Task details » Return all the data, word for word.

Information provided »
*-*-*

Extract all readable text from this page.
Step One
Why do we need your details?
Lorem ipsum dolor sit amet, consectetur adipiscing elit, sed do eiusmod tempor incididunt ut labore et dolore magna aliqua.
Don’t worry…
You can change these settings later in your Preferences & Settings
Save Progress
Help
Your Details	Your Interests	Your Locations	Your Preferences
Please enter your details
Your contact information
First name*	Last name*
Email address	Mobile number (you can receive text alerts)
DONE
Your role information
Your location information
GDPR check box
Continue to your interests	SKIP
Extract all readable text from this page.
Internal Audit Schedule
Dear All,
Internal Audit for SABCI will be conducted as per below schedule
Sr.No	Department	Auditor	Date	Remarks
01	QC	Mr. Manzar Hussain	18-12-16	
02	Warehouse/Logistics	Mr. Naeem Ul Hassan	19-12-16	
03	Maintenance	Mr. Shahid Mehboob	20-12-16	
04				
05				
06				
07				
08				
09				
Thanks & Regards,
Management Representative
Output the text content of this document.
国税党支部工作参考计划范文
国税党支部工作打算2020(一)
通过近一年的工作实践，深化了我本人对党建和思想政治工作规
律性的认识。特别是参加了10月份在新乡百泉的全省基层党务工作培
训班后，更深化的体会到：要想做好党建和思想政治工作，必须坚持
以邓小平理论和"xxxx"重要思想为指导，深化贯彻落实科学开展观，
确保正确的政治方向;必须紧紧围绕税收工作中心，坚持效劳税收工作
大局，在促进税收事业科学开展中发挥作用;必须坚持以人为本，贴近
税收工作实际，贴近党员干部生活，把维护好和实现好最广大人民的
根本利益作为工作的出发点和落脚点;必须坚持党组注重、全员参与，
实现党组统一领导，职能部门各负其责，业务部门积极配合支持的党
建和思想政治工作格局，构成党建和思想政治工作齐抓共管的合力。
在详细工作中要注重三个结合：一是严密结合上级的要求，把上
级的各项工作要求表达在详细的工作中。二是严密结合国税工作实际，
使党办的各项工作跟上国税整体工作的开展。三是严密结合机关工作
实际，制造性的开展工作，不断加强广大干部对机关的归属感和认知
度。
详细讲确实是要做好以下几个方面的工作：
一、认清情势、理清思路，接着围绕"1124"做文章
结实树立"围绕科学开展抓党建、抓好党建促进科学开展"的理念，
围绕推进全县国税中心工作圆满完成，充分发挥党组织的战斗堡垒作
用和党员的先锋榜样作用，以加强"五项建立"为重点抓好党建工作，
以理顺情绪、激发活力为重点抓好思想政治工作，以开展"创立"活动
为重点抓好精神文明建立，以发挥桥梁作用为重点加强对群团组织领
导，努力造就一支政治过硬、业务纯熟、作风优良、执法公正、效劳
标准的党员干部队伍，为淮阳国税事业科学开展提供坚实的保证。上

*-*-*

Exercise response »
Extract all readable text from this page.
Step One
Why do we need your details?
Lorem ipsum dolor sit amet, consectetur adipiscing elit, sed do eiusmod tempor incididunt ut labore et dolore magna aliqua.
Don’t worry…
You can change these settings later in your Preferences & Settings
Save Progress
Help
Your Details	Your Interests	Your Locations	Your Preferences
Please enter your details
Your contact information
First name*	Last name*
Email address	Mobile number (you can receive text alerts)
DONE
Your role information
Your location information
GDPR check box
Continue to your interests	SKIP
Extract all readable text from this page.
Internal Audit Schedule
Dear All,
Internal Audit for SABCI will be conducted as per below schedule
Sr.No	Department	Auditor	Date	Remarks
01	QC	Mr. Manzar Hussain	18-12-16	
02	Warehouse/Logistics	Mr. Naeem Ul Hassan	19-12-16	
03	Maintenance	Mr. Shahid Mehboob	20-12-16	
04				
05				
06				
07				
08				
09				
Thanks & Regards,
Management Representative
Output the text content of this document.
国税党支部工作参考计划范文
国税党支部工作打算2020(一)
通过近一年的工作实践，深化了我本人对党建和思想政治工作规
律性的认识。特别是参加了10月份在新乡百泉的全省基层党务工作培
训班后，更深化的体会到：要想做好党建和思想政治工作，必须坚持
以邓小平理论和"xxxx"重要思想为指导，深化贯彻落实科学开展观，
确保正确的政治方向;必须紧紧围绕税收工作中心，坚持效劳税收工作
大局，在促进税收事业科学开展中发挥作用;必须坚持以人为本，贴近
税收工作实际，贴近党员干部生活，把维护好和实现好最广大人民的
根本利益作为工作的出发点和落脚点;必须坚持党组注重、全员参与，
实现党组统一领导，职能部门各负其责，业务部门积极配合支持的党
建和思想政治工作格局，构成党建和思想政治工作齐抓共管的合力。
在详细工作中要注重三个结合：一是严密结合上级的要求，把上
级的各项工作要求表达在详细的工作中。二是严密结合国税工作实际，
使党办的各项工作跟上国税整体工作的开展。三是严密结合机关工作
实际，制造性的开展工作，不断加强广大干部对机关的归属感和认知
度。
详细讲确实是要做好以下几个方面的工作：
一、认清情势、理清思路，接着围绕"1124"做文章
结实树立"围绕科学开展抓党建、抓好党建促进科学开展"的理念，
围绕推进全县国税中心工作圆满完成，充分发挥党组织的战斗堡垒作
用和党员的先锋榜样作用，以加强"五项建立"为重点抓好党建工作，
以理顺情绪、激发活力为重点抓好思想政治工作，以开展"创立"活动
为重点抓好精神文明建立，以发挥桥梁作用为重点加强对群团组织领
导，努力造就一支政治过硬、业务纯熟、作风优良、执法公正、效劳
标准的党员干部队伍，为淮阳国税事业科学开展提供坚实的保证。上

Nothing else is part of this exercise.